INSTRUCTIONS FOR THE TASK -> Copy, exactly and only, the lines from the one with "Read all visible content and emit it as JSON." up to and including the one with "Decode this chart: output", leaving pictures out.

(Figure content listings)
◆ ◆ ◆ ◆ ◆

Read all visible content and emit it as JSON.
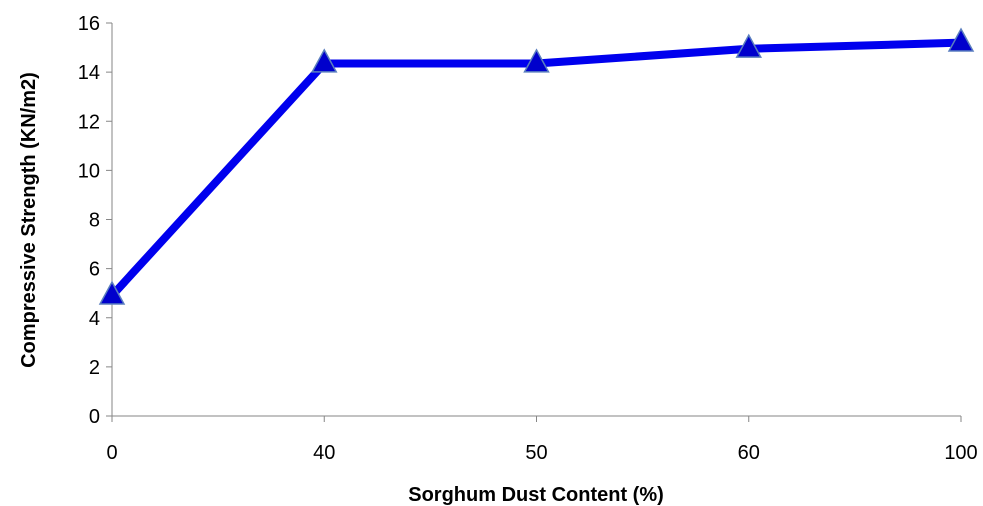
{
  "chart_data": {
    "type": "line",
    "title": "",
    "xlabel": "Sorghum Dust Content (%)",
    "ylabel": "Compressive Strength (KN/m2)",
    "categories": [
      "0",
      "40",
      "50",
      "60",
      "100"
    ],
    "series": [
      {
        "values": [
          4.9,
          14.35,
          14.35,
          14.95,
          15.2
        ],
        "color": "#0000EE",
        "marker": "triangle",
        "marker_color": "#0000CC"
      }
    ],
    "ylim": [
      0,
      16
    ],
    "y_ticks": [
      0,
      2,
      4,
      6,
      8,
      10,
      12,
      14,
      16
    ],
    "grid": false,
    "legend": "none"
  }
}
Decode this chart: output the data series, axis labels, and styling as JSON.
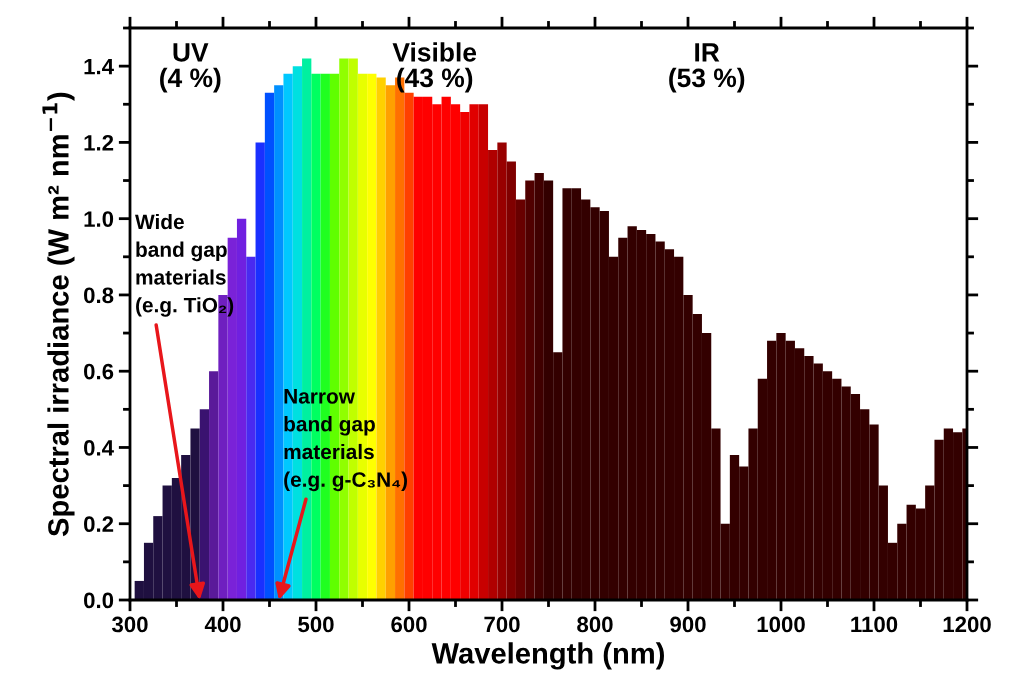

◆ ◆ ◆ ◆ ◆

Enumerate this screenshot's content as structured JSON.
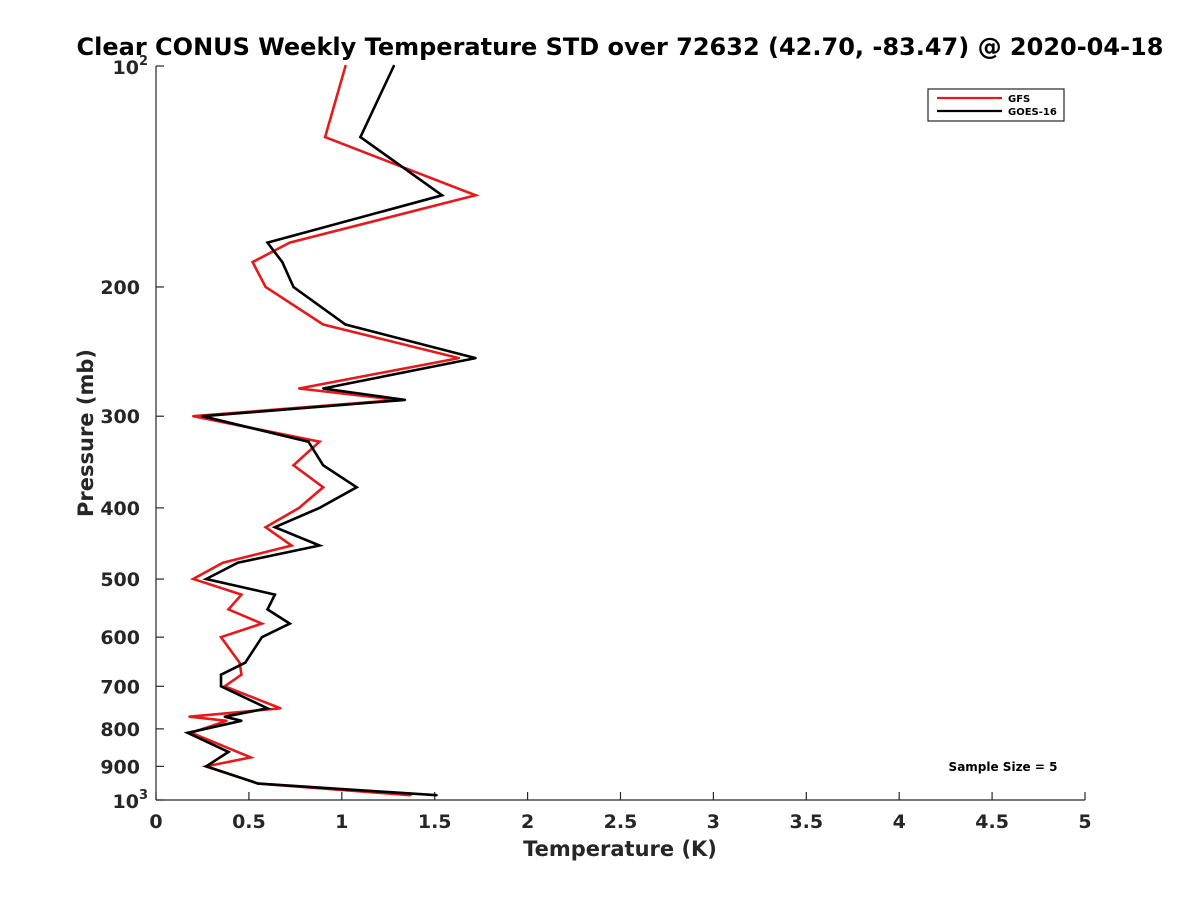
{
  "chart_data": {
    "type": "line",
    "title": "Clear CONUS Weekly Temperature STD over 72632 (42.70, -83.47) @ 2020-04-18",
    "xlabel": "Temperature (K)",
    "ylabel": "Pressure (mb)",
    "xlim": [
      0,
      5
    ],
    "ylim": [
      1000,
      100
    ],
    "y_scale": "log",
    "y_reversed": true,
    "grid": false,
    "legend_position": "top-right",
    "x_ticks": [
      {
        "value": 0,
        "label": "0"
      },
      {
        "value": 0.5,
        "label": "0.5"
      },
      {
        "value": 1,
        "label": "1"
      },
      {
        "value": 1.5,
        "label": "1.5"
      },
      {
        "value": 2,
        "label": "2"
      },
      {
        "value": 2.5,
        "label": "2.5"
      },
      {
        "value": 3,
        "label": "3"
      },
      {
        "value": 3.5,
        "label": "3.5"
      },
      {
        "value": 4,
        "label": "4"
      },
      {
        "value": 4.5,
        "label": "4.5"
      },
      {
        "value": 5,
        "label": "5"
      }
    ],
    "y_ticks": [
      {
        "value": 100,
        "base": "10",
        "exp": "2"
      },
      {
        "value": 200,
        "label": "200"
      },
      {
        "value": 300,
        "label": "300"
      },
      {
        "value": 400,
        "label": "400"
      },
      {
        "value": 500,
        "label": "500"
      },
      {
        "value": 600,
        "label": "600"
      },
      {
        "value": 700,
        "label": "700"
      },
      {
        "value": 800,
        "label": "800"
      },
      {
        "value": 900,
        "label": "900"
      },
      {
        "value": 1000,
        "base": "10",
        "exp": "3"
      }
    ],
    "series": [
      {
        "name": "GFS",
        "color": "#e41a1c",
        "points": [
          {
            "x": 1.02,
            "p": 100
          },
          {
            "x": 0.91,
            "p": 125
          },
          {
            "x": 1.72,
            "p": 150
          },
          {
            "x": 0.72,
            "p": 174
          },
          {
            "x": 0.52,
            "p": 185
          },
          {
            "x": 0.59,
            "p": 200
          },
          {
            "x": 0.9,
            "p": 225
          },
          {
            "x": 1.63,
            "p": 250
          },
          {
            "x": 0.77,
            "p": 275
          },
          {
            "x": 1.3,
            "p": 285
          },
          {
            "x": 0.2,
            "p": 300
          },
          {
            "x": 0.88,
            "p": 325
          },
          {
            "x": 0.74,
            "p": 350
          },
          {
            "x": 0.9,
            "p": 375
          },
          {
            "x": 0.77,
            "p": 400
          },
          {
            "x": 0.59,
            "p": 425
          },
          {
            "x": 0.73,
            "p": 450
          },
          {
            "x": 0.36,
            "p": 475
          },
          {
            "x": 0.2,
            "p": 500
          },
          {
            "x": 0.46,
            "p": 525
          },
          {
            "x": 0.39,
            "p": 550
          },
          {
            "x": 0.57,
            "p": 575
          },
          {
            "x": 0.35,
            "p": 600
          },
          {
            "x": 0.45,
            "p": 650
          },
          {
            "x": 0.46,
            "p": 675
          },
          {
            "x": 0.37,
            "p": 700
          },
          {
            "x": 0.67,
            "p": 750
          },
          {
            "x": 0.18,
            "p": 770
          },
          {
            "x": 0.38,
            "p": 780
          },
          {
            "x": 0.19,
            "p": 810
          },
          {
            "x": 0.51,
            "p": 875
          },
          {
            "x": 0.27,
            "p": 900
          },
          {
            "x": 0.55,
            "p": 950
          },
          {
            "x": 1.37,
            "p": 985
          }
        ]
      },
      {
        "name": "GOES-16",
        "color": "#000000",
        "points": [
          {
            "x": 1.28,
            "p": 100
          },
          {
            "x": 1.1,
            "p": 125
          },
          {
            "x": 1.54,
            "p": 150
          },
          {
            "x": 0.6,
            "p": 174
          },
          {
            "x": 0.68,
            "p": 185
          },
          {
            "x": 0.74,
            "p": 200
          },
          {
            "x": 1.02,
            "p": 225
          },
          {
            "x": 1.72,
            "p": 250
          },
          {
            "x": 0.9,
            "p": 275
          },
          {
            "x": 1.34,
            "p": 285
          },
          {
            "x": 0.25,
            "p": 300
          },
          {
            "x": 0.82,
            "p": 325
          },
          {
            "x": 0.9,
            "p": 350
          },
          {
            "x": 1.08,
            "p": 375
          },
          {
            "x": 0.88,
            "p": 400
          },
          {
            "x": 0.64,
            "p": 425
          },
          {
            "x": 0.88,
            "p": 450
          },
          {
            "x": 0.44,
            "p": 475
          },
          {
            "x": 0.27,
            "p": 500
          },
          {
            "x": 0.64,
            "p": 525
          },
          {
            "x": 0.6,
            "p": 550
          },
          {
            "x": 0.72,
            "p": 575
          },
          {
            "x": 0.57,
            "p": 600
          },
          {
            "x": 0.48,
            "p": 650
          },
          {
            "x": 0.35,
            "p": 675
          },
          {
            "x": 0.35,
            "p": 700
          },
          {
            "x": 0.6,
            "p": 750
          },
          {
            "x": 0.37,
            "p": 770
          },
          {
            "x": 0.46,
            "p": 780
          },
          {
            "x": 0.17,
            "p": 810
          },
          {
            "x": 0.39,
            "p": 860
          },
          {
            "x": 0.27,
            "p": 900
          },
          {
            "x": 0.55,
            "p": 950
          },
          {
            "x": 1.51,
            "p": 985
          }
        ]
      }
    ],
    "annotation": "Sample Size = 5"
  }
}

◆ ◆ ◆ ◆ ◆

RESPONSE ->
Read all visible content and emit it as JSON.
{
  "chart_data": {
    "type": "line",
    "title": "",
    "xlabel": "Sorghum Dust Content (%)",
    "ylabel": "Compressive Strength (KN/m2)",
    "categories": [
      "0",
      "40",
      "50",
      "60",
      "100"
    ],
    "series": [
      {
        "values": [
          4.9,
          14.35,
          14.35,
          14.95,
          15.2
        ],
        "color": "#0000EE",
        "marker": "triangle",
        "marker_color": "#0000CC"
      }
    ],
    "ylim": [
      0,
      16
    ],
    "y_ticks": [
      0,
      2,
      4,
      6,
      8,
      10,
      12,
      14,
      16
    ],
    "grid": false,
    "legend": "none"
  }
}
Decode this chart: output the data series, axis labels, and styling as JSON.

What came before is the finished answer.